* WORK INSTRUCTION 1
Translate this sentence from the Andy Morton biography into Spanish: "After two seasons with Hull, Morton returned to Australia and resumed his career with North Sydney."
* WORK INSTRUCTION 2
Update the stretch of the Andy Morton biography from "Andy Morton (1882–1950)" through "for Hull FC.", replacing "pioneering" with "trailblazing".
* WORK INSTRUCTION 3
Answer these questions from the Andy Morton biography:
(a) Which Welsh club did the Kangaroos defeat in the first match of the 1908–09 tour?
(b) What was the crowd at the 1910 Challenge Cup Final replay?
(c) Where was Morton's funeral held?

* PASSAGE TO READ
=====

Andy Morton

Personal information
- Full name: Andrew David Morton
- Born: 23 April 1882 Manly, New South Wales, Australia
- Died: 18 October 1950 (aged 68) St Leonards, New South Wales, Australia

Playing information
- Position: Wing, Centre, Fullback
Club
| Years | Team | Pld | T | G | FG | P |
| 1908 | North Sydney | 6 | 2 | 2 | 0 | 10 |
| 1909–11 | Hull FC |  |  |  |  |  |
| 1911–12 | North Sydney | 14 | 0 | 17 | 0 | 34 |
|  | Total | 20 | 2 | 19 | 0 | 44 |
Representative
| Years | Team | Pld | T | G | FG | P |
| 1908–11 | New South Wales | 4 | 0 | 0 | 0 | 0 |
| 1909 | Australia | 1 | 0 | 0 | 0 | 0 |
| 1908–11 | Metropolis | 2 | 0 | 2 | 0 | 4 |
- Source: As of 21 June 2019

= Andy Morton =

Australia international rugby league footballer

Andy Morton (1882–1950) was a pioneering Australian rugby league footballer who played in the 1900s and 1910s. An Australia international and New South Wales state representative backline player, he played club football for North Sydney and in England for Hull FC.

==Playing career==
Morton played for the North Sydney club during the 1908 NSWRFL season, the first ever for rugby league in Australia. That season he played for New South Wales in the first ever interstate rugby league match. His club lost his services just before the finals, along with Norths' teammates Sid Deane, Jim Devereaux and Dinny Lutge as they had been selected to go on the 1908–09 Kangaroo tour of Great Britain. Morton was the first Australian to score a try in Britain: in their victory over Welsh club Mid-Rhondda in the first match of the tour. He was also selected to play on the wing in the second Test match loss, becoming Kangaroo No. 26. He scored 30pts (4t, 9g) in another 22 matches on tour. Morton and Norths' teammate Deveraux were signed by English club Hull, and remained in England to play.

Andy Morton played at in Hull FC's 7–7 draw with Leeds in the 1910 Challenge Cup Final during the 1909–10 season at Fartown Ground, Huddersfield, on Saturday 16 April 1910, in front of a crowd of 19,413, this was the first Challenge Cup Final to be drawn, and played at in the 12–26 defeat by Leeds in the 1910 Challenge Cup Final replay at Fartown Ground, Huddersfield, on Monday 18 April 1910, in front of a crowd of 11,608.

After two seasons with Hull, Morton returned to Australia and resumed his career with North Sydney.

==Death==
Morton died at Sydney's Royal North Shore Hospital on 18 October 1950, age 68. His funeral was held the following afternoon at Northern Suburbs Crematorium.

=====

[Document layout detection entries]
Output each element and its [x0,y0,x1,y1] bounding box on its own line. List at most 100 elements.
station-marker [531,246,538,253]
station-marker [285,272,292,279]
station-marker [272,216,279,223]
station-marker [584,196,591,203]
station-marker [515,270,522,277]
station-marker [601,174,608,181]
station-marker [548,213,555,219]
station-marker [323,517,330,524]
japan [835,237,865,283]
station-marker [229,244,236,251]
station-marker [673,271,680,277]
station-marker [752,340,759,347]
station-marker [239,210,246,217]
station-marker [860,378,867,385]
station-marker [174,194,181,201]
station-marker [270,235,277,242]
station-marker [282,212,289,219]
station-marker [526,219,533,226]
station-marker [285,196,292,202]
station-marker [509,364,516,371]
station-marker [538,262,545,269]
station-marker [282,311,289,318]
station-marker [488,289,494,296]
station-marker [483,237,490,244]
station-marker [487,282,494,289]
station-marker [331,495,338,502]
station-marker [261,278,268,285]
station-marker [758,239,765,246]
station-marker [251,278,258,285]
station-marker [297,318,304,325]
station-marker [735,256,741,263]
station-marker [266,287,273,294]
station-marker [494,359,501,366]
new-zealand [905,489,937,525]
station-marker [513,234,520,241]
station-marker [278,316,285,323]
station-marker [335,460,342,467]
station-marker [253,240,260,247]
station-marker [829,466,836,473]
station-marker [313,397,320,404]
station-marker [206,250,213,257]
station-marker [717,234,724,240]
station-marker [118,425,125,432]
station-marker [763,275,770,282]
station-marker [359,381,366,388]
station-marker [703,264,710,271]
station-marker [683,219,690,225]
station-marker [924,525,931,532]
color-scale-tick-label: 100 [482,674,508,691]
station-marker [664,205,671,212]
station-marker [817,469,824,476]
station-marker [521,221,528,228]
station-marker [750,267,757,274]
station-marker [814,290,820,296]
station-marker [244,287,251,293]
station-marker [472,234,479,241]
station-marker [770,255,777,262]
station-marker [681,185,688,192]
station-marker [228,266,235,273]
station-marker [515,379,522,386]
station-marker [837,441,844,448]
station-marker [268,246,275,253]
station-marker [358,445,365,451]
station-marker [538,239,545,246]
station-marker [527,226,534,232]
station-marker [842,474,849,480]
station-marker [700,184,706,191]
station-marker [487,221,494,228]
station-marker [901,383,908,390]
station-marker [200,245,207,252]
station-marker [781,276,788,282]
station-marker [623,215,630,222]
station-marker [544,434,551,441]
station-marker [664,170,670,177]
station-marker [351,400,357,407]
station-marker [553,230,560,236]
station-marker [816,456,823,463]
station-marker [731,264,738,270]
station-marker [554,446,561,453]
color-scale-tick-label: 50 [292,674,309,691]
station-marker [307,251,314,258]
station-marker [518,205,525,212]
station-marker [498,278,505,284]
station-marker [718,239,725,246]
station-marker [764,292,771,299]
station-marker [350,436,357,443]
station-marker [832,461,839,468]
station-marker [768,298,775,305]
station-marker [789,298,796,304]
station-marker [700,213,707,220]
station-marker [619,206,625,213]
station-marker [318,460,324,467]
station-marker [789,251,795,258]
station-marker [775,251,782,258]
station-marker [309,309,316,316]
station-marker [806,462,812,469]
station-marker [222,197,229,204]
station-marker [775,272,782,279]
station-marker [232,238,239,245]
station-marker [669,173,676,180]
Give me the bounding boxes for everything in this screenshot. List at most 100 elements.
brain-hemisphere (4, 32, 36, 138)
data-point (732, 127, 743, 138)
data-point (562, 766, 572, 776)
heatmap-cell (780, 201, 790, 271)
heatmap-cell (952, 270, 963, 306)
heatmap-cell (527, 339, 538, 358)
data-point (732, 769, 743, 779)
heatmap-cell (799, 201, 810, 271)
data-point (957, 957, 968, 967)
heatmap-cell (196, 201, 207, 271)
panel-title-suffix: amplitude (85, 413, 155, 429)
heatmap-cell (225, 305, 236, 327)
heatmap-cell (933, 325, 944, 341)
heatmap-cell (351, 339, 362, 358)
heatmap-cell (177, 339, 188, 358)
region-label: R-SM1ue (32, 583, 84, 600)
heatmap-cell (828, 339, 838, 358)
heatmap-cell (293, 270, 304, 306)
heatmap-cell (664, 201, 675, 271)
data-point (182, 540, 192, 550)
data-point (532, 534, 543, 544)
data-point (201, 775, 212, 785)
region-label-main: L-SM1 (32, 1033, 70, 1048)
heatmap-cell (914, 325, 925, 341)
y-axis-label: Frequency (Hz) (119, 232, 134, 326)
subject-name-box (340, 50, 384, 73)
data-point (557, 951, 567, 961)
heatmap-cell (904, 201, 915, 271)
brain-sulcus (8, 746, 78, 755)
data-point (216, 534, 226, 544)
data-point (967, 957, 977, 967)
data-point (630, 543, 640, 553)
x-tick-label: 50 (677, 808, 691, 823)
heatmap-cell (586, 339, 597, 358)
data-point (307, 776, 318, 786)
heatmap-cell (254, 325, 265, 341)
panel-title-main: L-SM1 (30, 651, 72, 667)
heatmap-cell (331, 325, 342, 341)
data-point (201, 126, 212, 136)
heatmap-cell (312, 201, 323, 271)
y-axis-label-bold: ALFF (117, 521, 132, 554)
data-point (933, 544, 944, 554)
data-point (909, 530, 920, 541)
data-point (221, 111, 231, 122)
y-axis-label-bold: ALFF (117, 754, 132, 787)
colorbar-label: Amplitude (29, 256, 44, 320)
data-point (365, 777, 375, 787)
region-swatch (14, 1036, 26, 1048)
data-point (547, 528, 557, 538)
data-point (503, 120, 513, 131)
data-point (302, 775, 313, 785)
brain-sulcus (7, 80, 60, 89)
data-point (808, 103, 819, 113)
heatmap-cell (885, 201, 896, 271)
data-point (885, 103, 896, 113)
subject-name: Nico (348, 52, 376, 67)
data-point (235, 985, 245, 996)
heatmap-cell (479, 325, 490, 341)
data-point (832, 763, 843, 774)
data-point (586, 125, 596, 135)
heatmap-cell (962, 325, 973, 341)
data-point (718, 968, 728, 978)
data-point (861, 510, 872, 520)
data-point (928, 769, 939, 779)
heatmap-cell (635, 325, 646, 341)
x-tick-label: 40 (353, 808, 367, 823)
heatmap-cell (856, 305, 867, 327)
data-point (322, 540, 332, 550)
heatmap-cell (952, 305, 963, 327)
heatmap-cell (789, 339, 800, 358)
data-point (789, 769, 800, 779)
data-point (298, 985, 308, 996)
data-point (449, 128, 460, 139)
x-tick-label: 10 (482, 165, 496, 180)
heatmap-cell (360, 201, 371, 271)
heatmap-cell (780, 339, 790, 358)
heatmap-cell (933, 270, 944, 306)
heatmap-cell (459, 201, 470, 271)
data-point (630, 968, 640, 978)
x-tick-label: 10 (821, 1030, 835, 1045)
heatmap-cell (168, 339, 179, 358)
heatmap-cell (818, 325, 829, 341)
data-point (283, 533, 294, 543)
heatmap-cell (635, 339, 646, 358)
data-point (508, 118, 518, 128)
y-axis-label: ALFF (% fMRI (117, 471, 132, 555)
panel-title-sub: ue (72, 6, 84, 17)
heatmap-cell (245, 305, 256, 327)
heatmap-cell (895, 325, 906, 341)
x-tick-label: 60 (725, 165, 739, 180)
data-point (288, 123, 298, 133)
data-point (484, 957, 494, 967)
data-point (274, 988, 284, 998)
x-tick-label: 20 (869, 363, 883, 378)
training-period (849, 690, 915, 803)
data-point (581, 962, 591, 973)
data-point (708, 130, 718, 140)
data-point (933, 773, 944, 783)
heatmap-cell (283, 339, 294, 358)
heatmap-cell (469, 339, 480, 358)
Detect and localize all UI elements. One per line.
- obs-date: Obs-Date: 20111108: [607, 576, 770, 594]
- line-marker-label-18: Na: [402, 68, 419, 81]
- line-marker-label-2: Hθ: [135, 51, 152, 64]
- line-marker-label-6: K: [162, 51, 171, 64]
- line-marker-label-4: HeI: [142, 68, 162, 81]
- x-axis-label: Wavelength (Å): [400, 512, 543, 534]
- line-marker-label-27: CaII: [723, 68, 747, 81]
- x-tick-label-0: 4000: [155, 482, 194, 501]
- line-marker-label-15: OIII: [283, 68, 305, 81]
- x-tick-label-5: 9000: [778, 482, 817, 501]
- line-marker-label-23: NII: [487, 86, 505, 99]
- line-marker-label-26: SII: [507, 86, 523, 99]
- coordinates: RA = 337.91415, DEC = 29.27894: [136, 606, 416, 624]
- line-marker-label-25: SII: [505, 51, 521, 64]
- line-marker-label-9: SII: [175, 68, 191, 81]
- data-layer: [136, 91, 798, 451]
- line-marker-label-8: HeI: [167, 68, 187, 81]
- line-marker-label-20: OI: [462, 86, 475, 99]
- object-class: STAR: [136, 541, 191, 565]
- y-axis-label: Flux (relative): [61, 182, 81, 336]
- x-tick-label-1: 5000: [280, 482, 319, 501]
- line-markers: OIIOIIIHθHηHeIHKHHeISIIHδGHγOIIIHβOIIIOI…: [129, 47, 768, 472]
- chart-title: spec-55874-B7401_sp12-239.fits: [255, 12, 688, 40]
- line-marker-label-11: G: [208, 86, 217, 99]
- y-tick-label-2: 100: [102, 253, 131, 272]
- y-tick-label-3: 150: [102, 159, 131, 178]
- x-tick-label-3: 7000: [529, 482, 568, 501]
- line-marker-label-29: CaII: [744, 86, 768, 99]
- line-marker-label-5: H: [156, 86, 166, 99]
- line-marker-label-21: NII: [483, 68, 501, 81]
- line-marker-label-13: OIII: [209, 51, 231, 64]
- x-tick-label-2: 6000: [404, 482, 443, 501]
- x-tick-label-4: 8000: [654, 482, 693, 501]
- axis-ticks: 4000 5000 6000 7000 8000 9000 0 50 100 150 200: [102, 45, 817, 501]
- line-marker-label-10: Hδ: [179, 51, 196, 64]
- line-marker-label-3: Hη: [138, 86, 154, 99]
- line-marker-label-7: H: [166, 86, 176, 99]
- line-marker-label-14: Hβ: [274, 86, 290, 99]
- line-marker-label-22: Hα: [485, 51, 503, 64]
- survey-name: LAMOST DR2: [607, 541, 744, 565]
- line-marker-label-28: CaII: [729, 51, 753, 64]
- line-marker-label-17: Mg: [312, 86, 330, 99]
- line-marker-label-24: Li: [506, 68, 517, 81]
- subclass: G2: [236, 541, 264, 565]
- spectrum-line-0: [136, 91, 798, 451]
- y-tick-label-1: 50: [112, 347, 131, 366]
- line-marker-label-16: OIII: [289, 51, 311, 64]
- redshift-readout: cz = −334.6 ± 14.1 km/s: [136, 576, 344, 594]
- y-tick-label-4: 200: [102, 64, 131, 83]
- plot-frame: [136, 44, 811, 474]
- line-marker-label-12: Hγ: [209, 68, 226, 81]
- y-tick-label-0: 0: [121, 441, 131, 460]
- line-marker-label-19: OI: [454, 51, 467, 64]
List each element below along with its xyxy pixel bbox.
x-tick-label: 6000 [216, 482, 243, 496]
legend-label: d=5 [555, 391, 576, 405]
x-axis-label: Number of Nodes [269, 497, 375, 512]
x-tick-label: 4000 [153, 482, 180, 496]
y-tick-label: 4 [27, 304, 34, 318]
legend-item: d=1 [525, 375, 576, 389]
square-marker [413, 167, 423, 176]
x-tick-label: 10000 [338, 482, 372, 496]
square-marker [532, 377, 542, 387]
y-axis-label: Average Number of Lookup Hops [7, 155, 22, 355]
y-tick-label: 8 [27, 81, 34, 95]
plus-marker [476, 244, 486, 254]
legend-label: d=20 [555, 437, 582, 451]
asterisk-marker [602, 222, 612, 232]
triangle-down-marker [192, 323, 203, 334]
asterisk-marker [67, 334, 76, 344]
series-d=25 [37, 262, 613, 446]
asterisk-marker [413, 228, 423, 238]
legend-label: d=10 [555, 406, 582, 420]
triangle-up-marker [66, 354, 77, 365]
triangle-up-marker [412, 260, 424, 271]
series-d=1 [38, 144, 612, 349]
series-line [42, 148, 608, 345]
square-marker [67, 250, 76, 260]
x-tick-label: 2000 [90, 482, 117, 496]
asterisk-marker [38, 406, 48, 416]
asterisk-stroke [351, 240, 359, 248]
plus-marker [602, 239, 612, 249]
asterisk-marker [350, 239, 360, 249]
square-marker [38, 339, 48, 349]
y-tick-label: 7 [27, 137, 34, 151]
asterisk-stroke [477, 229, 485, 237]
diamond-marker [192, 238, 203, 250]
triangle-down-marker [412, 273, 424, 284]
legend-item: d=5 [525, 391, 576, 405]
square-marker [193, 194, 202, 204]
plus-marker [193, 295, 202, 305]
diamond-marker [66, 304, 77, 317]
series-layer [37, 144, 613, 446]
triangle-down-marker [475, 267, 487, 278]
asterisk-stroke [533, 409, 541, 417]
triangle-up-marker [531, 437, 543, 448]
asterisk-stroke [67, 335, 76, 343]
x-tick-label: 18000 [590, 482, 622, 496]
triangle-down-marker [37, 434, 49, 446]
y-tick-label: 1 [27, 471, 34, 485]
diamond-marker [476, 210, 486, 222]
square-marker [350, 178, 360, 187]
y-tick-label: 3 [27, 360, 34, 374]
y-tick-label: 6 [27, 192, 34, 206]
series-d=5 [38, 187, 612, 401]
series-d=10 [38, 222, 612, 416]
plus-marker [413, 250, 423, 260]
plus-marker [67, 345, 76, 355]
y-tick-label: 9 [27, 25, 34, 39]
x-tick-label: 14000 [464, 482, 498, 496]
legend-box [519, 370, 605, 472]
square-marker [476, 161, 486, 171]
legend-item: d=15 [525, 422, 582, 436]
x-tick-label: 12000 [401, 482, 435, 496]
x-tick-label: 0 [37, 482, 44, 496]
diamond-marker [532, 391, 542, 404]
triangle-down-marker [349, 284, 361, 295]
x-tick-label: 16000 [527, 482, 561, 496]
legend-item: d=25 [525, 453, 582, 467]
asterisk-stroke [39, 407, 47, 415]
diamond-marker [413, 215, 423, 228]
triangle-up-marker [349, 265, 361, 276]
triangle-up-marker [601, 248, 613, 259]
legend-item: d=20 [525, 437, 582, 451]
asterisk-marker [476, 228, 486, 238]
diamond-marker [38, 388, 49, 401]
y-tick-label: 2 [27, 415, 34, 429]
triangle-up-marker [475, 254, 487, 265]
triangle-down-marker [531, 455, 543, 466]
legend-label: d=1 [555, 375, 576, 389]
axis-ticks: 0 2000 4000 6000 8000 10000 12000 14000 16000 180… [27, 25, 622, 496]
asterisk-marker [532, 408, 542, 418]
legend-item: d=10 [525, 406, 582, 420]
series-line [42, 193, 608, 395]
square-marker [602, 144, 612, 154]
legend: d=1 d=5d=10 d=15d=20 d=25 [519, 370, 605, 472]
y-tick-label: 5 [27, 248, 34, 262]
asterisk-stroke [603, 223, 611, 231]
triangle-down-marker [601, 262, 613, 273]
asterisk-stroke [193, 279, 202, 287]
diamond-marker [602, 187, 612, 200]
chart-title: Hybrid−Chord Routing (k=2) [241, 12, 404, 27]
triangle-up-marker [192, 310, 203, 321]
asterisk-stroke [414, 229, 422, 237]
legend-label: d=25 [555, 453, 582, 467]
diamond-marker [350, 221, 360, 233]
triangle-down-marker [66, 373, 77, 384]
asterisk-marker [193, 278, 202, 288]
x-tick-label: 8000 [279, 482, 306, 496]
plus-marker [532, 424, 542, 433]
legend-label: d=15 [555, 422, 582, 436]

=====

* YOUR SOLUTION 1
Después de dos temporadas con Hull, Morton regresó a Australia y reanudó su carrera con North Sydney.

* YOUR SOLUTION 2
Andy Morton (1882–1950) was a trailblazing Australian rugby league footballer who played in the 1900s and 1910s. An Australia international and New South Wales state representative backline player, he played club football for North Sydney and in England for Hull FC.

* YOUR SOLUTION 3
(a) Mid-Rhondda
(b) 11,608
(c) Northern Suburbs Crematorium